# The exercise:
The entire listing is to be repeated verbatim.

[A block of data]
------------------------------------------------
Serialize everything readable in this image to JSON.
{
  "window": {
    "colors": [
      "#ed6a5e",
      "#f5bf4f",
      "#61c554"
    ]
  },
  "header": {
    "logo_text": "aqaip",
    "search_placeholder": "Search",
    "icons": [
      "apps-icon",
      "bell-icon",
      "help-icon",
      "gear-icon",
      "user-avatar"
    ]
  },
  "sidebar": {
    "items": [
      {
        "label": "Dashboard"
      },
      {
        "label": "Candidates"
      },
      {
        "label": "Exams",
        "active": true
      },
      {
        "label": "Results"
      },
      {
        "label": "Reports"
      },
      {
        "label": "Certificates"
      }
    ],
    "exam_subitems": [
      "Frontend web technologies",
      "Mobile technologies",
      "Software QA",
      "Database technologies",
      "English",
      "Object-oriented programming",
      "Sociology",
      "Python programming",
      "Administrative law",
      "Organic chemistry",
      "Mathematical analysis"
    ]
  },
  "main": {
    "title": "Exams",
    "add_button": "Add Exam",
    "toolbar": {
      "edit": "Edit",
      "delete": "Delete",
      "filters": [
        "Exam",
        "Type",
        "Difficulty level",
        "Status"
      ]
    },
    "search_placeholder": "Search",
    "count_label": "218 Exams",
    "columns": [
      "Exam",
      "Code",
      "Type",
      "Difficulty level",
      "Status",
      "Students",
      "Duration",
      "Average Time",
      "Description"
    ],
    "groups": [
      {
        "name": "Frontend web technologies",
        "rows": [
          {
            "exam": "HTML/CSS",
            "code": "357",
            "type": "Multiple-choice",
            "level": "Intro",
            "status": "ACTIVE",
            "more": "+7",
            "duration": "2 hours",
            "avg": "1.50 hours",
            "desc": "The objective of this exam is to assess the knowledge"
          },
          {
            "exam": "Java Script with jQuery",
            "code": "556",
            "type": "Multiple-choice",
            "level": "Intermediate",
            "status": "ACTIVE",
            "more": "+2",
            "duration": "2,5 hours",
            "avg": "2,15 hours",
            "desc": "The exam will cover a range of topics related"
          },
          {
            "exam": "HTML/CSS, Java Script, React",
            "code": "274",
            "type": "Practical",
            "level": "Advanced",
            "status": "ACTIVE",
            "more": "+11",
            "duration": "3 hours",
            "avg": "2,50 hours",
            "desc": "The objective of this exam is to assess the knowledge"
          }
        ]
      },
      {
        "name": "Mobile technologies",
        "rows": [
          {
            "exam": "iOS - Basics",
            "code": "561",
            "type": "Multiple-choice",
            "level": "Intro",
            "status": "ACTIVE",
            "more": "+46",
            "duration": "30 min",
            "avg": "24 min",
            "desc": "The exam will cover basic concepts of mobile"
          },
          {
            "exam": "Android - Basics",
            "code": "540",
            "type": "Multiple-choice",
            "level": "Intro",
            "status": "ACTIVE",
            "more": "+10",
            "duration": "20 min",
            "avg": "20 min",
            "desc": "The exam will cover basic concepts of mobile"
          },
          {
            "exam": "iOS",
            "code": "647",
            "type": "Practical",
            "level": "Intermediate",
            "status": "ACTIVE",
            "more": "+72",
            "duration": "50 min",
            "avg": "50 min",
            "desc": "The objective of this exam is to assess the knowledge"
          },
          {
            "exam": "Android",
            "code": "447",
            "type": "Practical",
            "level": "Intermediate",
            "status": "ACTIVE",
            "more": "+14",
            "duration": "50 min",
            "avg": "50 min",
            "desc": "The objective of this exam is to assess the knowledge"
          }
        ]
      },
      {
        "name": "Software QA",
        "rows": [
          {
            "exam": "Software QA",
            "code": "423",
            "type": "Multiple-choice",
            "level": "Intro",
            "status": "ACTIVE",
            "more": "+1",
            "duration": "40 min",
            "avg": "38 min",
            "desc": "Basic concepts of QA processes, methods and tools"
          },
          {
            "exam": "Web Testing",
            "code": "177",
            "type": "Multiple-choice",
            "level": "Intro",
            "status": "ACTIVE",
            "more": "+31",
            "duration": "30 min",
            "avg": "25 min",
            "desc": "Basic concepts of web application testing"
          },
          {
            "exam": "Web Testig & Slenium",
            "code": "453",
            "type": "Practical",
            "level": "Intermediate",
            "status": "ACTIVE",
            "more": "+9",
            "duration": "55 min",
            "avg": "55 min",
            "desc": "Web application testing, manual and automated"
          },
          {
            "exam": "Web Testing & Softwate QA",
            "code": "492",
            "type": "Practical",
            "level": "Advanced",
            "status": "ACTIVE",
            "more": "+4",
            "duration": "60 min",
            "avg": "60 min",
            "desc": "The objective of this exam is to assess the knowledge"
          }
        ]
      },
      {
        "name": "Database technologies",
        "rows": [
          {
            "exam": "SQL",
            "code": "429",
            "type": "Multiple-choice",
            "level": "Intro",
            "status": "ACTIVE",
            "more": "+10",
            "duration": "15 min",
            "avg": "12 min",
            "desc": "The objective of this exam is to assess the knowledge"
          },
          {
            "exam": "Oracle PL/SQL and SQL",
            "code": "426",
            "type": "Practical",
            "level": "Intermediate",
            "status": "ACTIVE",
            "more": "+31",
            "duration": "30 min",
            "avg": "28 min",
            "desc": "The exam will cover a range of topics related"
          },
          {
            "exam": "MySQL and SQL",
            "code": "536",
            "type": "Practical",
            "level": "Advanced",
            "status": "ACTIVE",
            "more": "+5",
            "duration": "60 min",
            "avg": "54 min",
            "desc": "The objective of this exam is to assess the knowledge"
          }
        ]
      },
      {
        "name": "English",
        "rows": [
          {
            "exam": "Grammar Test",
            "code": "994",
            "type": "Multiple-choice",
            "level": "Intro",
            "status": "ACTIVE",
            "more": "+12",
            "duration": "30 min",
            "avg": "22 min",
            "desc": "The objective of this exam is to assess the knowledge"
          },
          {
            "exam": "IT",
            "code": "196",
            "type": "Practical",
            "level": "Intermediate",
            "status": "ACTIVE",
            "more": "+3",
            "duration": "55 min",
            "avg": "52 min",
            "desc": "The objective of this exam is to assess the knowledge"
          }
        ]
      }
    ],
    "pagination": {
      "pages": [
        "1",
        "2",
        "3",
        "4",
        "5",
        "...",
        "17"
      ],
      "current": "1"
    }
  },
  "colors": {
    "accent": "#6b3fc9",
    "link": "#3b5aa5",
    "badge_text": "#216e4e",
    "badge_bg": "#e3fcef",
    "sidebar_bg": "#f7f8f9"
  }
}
------------------------------------------------
# Response for this exercise:
Serialize everything readable in this image to JSON.
{
  "window": {
    "colors": [
      "#ed6a5e",
      "#f5bf4f",
      "#61c554"
    ]
  },
  "header": {
    "logo_text": "aqaip",
    "search_placeholder": "Search",
    "icons": [
      "apps-icon",
      "bell-icon",
      "help-icon",
      "gear-icon",
      "user-avatar"
    ]
  },
  "sidebar": {
    "items": [
      {
        "label": "Dashboard"
      },
      {
        "label": "Candidates"
      },
      {
        "label": "Exams",
        "active": true
      },
      {
        "label": "Results"
      },
      {
        "label": "Reports"
      },
      {
        "label": "Certificates"
      }
    ],
    "exam_subitems": [
      "Frontend web technologies",
      "Mobile technologies",
      "Software QA",
      "Database technologies",
      "English",
      "Object-oriented programming",
      "Sociology",
      "Python programming",
      "Administrative law",
      "Organic chemistry",
      "Mathematical analysis"
    ]
  },
  "main": {
    "title": "Exams",
    "add_button": "Add Exam",
    "toolbar": {
      "edit": "Edit",
      "delete": "Delete",
      "filters": [
        "Exam",
        "Type",
        "Difficulty level",
        "Status"
      ]
    },
    "search_placeholder": "Search",
    "count_label": "218 Exams",
    "columns": [
      "Exam",
      "Code",
      "Type",
      "Difficulty level",
      "Status",
      "Students",
      "Duration",
      "Average Time",
      "Description"
    ],
    "groups": [
      {
        "name": "Frontend web technologies",
        "rows": [
          {
            "exam": "HTML/CSS",
            "code": "357",
            "type": "Multiple-choice",
            "level": "Intro",
            "status": "ACTIVE",
            "more": "+7",
            "duration": "2 hours",
            "avg": "1.50 hours",
            "desc": "The objective of this exam is to assess the knowledge"
          },
          {
            "exam": "Java Script with jQuery",
            "code": "556",
            "type": "Multiple-choice",
            "level": "Intermediate",
            "status": "ACTIVE",
            "more": "+2",
            "duration": "2,5 hours",
            "avg": "2,15 hours",
            "desc": "The exam will cover a range of topics related"
          },
          {
            "exam": "HTML/CSS, Java Script, React",
            "code": "274",
            "type": "Practical",
            "level": "Advanced",
            "status": "ACTIVE",
            "more": "+11",
            "duration": "3 hours",
            "avg": "2,50 hours",
            "desc": "The objective of this exam is to assess the knowledge"
          }
        ]
      },
      {
        "name": "Mobile technologies",
        "rows": [
          {
            "exam": "iOS - Basics",
            "code": "561",
            "type": "Multiple-choice",
            "level": "Intro",
            "status": "ACTIVE",
            "more": "+46",
            "duration": "30 min",
            "avg": "24 min",
            "desc": "The exam will cover basic concepts of mobile"
          },
          {
            "exam": "Android - Basics",
            "code": "540",
            "type": "Multiple-choice",
            "level": "Intro",
            "status": "ACTIVE",
            "more": "+10",
            "duration": "20 min",
            "avg": "20 min",
            "desc": "The exam will cover basic concepts of mobile"
          },
          {
            "exam": "iOS",
            "code": "647",
            "type": "Practical",
            "level": "Intermediate",
            "status": "ACTIVE",
            "more": "+72",
            "duration": "50 min",
            "avg": "50 min",
            "desc": "The objective of this exam is to assess the knowledge"
          },
          {
            "exam": "Android",
            "code": "447",
            "type": "Practical",
            "level": "Intermediate",
            "status": "ACTIVE",
            "more": "+14",
            "duration": "50 min",
            "avg": "50 min",
            "desc": "The objective of this exam is to assess the knowledge"
          }
        ]
      },
      {
        "name": "Software QA",
        "rows": [
          {
            "exam": "Software QA",
            "code": "423",
            "type": "Multiple-choice",
            "level": "Intro",
            "status": "ACTIVE",
            "more": "+1",
            "duration": "40 min",
            "avg": "38 min",
            "desc": "Basic concepts of QA processes, methods and tools"
          },
          {
            "exam": "Web Testing",
            "code": "177",
            "type": "Multiple-choice",
            "level": "Intro",
            "status": "ACTIVE",
            "more": "+31",
            "duration": "30 min",
            "avg": "25 min",
            "desc": "Basic concepts of web application testing"
          },
          {
            "exam": "Web Testig & Slenium",
            "code": "453",
            "type": "Practical",
            "level": "Intermediate",
            "status": "ACTIVE",
            "more": "+9",
            "duration": "55 min",
            "avg": "55 min",
            "desc": "Web application testing, manual and automated"
          },
          {
            "exam": "Web Testing & Softwate QA",
            "code": "492",
            "type": "Practical",
            "level": "Advanced",
            "status": "ACTIVE",
            "more": "+4",
            "duration": "60 min",
            "avg": "60 min",
            "desc": "The objective of this exam is to assess the knowledge"
          }
        ]
      },
      {
        "name": "Database technologies",
        "rows": [
          {
            "exam": "SQL",
            "code": "429",
            "type": "Multiple-choice",
            "level": "Intro",
            "status": "ACTIVE",
            "more": "+10",
            "duration": "15 min",
            "avg": "12 min",
            "desc": "The objective of this exam is to assess the knowledge"
          },
          {
            "exam": "Oracle PL/SQL and SQL",
            "code": "426",
            "type": "Practical",
            "level": "Intermediate",
            "status": "ACTIVE",
            "more": "+31",
            "duration": "30 min",
            "avg": "28 min",
            "desc": "The exam will cover a range of topics related"
          },
          {
            "exam": "MySQL and SQL",
            "code": "536",
            "type": "Practical",
            "level": "Advanced",
            "status": "ACTIVE",
            "more": "+5",
            "duration": "60 min",
            "avg": "54 min",
            "desc": "The objective of this exam is to assess the knowledge"
          }
        ]
      },
      {
        "name": "English",
        "rows": [
          {
            "exam": "Grammar Test",
            "code": "994",
            "type": "Multiple-choice",
            "level": "Intro",
            "status": "ACTIVE",
            "more": "+12",
            "duration": "30 min",
            "avg": "22 min",
            "desc": "The objective of this exam is to assess the knowledge"
          },
          {
            "exam": "IT",
            "code": "196",
            "type": "Practical",
            "level": "Intermediate",
            "status": "ACTIVE",
            "more": "+3",
            "duration": "55 min",
            "avg": "52 min",
            "desc": "The objective of this exam is to assess the knowledge"
          }
        ]
      }
    ],
    "pagination": {
      "pages": [
        "1",
        "2",
        "3",
        "4",
        "5",
        "...",
        "17"
      ],
      "current": "1"
    }
  },
  "colors": {
    "accent": "#6b3fc9",
    "link": "#3b5aa5",
    "badge_text": "#216e4e",
    "badge_bg": "#e3fcef",
    "sidebar_bg": "#f7f8f9"
  }
}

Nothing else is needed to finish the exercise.